Entries from a dataset:

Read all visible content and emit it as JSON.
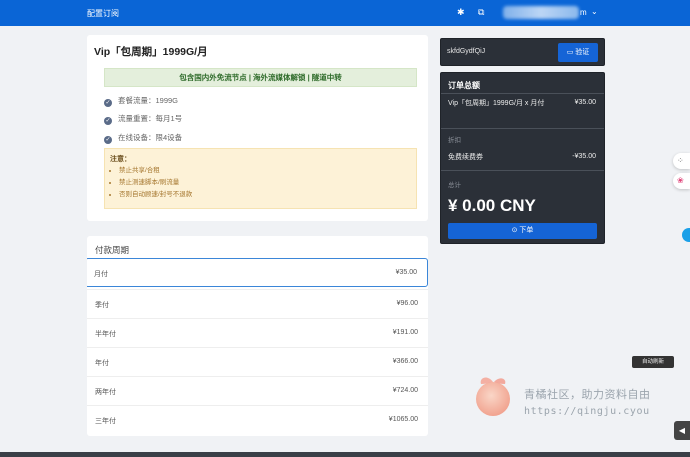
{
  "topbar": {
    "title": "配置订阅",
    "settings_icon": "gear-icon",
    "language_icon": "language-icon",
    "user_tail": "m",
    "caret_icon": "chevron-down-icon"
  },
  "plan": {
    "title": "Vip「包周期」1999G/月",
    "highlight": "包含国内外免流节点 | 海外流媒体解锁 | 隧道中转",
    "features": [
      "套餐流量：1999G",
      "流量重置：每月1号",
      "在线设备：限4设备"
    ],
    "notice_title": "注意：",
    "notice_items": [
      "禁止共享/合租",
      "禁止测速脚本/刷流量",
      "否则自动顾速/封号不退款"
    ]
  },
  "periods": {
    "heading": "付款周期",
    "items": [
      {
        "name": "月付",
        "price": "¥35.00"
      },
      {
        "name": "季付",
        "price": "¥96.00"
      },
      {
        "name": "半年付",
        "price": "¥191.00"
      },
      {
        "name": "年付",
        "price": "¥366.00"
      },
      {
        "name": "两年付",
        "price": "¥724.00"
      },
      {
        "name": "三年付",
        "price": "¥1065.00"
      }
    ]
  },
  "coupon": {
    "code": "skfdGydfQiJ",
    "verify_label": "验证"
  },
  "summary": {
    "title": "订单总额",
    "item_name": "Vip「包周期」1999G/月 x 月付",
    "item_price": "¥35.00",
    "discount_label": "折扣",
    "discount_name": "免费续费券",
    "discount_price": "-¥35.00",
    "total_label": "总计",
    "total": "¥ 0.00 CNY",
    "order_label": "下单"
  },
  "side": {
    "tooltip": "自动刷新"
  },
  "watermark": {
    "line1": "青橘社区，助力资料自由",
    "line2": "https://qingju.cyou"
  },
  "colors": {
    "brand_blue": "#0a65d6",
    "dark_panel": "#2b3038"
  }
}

**What is required:** Copy every record character for character. Skip the pictures.

**Response to this task:**
Read all visible content and emit it as JSON.
{
  "topbar": {
    "title": "配置订阅",
    "settings_icon": "gear-icon",
    "language_icon": "language-icon",
    "user_tail": "m",
    "caret_icon": "chevron-down-icon"
  },
  "plan": {
    "title": "Vip「包周期」1999G/月",
    "highlight": "包含国内外免流节点 | 海外流媒体解锁 | 隧道中转",
    "features": [
      "套餐流量：1999G",
      "流量重置：每月1号",
      "在线设备：限4设备"
    ],
    "notice_title": "注意：",
    "notice_items": [
      "禁止共享/合租",
      "禁止测速脚本/刷流量",
      "否则自动顾速/封号不退款"
    ]
  },
  "periods": {
    "heading": "付款周期",
    "items": [
      {
        "name": "月付",
        "price": "¥35.00"
      },
      {
        "name": "季付",
        "price": "¥96.00"
      },
      {
        "name": "半年付",
        "price": "¥191.00"
      },
      {
        "name": "年付",
        "price": "¥366.00"
      },
      {
        "name": "两年付",
        "price": "¥724.00"
      },
      {
        "name": "三年付",
        "price": "¥1065.00"
      }
    ]
  },
  "coupon": {
    "code": "skfdGydfQiJ",
    "verify_label": "验证"
  },
  "summary": {
    "title": "订单总额",
    "item_name": "Vip「包周期」1999G/月 x 月付",
    "item_price": "¥35.00",
    "discount_label": "折扣",
    "discount_name": "免费续费券",
    "discount_price": "-¥35.00",
    "total_label": "总计",
    "total": "¥ 0.00 CNY",
    "order_label": "下单"
  },
  "side": {
    "tooltip": "自动刷新"
  },
  "watermark": {
    "line1": "青橘社区，助力资料自由",
    "line2": "https://qingju.cyou"
  },
  "colors": {
    "brand_blue": "#0a65d6",
    "dark_panel": "#2b3038"
  }
}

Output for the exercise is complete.